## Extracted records
- - - - -
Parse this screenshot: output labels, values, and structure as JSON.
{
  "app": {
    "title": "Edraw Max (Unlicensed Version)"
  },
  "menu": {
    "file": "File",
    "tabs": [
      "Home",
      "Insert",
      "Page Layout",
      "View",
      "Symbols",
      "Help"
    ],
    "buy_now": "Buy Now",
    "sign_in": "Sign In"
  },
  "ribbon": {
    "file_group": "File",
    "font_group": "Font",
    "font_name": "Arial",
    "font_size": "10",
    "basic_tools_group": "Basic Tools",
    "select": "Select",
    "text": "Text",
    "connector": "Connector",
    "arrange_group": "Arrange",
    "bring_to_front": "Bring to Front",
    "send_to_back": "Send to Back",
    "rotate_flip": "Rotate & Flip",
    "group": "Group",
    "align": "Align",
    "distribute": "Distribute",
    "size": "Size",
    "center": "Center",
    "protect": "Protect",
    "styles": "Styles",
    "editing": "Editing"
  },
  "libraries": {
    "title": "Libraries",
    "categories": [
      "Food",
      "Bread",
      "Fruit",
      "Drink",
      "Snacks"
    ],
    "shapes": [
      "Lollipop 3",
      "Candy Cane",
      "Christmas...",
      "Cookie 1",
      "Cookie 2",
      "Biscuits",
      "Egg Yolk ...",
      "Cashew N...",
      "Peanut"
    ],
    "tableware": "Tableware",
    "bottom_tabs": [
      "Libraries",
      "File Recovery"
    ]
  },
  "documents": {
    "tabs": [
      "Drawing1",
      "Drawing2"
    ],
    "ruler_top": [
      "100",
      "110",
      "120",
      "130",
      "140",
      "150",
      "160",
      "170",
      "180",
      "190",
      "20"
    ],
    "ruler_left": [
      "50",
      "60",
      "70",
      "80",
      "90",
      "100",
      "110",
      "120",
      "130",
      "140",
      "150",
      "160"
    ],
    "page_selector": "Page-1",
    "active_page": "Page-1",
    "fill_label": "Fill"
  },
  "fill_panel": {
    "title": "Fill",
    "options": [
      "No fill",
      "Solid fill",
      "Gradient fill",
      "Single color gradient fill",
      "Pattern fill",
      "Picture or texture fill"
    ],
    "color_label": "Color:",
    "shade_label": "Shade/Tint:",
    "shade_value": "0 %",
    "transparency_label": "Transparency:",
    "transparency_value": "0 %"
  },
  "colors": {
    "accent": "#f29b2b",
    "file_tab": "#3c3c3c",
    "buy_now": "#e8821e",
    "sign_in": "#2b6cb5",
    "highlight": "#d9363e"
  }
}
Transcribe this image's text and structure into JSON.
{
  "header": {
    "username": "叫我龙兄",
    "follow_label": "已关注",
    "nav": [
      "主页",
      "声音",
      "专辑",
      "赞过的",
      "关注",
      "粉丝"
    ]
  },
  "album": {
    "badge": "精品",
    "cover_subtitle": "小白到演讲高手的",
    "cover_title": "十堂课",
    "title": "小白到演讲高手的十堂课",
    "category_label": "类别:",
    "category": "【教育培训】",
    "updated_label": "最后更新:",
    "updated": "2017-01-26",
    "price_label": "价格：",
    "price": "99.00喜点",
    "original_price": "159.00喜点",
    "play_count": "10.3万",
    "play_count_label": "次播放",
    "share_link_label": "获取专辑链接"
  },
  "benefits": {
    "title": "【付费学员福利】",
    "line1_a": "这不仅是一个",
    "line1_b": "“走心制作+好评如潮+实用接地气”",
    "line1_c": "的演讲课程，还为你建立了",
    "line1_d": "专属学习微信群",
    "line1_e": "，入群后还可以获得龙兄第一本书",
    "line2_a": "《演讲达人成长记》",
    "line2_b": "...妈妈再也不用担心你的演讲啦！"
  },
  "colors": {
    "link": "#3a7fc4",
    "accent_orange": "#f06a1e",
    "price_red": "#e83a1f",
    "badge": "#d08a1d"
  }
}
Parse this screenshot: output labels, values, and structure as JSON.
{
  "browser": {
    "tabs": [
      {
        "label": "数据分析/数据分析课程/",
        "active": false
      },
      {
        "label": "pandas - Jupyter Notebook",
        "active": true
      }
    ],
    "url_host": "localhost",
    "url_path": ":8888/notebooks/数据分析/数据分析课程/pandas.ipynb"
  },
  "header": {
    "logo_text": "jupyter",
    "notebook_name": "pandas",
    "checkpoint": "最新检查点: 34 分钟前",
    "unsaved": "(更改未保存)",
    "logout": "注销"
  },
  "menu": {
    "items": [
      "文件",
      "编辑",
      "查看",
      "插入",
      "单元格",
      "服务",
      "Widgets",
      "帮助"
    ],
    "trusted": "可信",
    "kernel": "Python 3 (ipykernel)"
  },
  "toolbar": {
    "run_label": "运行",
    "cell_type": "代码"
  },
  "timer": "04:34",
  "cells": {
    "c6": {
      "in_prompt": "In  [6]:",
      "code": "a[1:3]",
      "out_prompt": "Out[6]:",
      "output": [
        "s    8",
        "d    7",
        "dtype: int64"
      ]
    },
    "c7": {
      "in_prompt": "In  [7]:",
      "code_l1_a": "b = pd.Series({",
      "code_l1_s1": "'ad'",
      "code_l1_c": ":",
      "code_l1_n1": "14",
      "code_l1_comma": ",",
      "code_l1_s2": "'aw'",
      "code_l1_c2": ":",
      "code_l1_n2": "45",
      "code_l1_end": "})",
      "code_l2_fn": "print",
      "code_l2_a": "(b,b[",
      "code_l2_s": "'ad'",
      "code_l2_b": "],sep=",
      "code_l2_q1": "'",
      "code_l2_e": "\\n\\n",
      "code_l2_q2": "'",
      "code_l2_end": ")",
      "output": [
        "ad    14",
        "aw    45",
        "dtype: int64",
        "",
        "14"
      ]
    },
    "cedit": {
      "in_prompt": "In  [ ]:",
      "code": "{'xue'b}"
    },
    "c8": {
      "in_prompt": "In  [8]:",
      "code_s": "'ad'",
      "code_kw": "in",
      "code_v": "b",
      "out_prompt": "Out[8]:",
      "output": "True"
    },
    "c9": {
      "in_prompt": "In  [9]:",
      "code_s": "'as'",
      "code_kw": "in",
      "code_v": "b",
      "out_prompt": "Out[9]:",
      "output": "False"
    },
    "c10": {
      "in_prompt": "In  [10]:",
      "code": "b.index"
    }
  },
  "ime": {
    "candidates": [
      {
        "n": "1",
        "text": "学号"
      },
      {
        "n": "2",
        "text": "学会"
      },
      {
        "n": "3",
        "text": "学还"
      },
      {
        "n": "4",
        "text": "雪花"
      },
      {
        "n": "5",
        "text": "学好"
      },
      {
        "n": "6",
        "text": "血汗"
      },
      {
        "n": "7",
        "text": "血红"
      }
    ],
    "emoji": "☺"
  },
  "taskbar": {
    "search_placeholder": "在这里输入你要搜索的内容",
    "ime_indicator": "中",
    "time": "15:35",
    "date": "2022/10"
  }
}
- - - - -
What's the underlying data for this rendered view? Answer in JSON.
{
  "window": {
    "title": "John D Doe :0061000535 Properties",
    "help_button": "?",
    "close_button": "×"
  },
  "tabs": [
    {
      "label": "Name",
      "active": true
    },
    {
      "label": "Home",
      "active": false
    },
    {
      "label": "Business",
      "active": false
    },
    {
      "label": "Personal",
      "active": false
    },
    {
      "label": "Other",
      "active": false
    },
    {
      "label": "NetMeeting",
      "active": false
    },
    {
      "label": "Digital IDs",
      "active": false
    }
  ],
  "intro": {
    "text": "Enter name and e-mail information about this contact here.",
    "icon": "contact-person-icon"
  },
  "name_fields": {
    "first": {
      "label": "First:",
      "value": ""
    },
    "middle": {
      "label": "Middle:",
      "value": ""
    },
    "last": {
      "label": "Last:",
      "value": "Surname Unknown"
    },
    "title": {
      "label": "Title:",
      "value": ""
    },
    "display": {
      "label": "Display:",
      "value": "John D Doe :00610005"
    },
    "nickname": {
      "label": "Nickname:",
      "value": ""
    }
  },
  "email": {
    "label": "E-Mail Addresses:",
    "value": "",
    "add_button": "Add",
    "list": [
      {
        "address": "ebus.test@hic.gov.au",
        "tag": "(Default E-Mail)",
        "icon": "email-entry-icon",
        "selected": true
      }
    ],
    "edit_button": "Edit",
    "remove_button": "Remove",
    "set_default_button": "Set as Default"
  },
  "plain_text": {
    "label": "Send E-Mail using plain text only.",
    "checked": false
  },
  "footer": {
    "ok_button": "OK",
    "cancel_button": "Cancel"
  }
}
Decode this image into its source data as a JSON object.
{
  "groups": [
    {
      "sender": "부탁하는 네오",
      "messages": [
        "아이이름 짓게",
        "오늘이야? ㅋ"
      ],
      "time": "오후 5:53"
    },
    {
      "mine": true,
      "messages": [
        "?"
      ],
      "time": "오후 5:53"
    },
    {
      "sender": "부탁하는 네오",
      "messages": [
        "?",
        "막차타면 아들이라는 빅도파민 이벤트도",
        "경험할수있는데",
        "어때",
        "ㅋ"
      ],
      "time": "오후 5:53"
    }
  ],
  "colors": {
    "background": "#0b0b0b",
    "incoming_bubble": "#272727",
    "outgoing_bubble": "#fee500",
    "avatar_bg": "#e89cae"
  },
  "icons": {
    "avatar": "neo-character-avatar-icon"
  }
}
- - - - -
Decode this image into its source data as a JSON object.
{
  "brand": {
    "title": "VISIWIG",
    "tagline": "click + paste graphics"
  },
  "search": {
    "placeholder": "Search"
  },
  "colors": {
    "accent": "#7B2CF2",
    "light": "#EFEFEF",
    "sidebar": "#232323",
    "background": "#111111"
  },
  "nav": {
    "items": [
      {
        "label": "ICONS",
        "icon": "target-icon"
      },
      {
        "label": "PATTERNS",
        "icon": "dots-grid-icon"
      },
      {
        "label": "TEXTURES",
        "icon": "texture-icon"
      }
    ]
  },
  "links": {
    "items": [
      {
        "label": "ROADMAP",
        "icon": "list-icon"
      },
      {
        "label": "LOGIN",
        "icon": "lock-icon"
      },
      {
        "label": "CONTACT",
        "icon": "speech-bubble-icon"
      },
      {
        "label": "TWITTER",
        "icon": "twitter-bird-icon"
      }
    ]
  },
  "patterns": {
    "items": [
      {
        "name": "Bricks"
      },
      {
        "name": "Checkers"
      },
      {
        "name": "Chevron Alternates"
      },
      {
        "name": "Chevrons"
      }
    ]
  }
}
- - - - -
## DIRECTIVE
Give the number of lines in the records that contain the string "Default", and nothing besides.

## FINAL ANSWER
2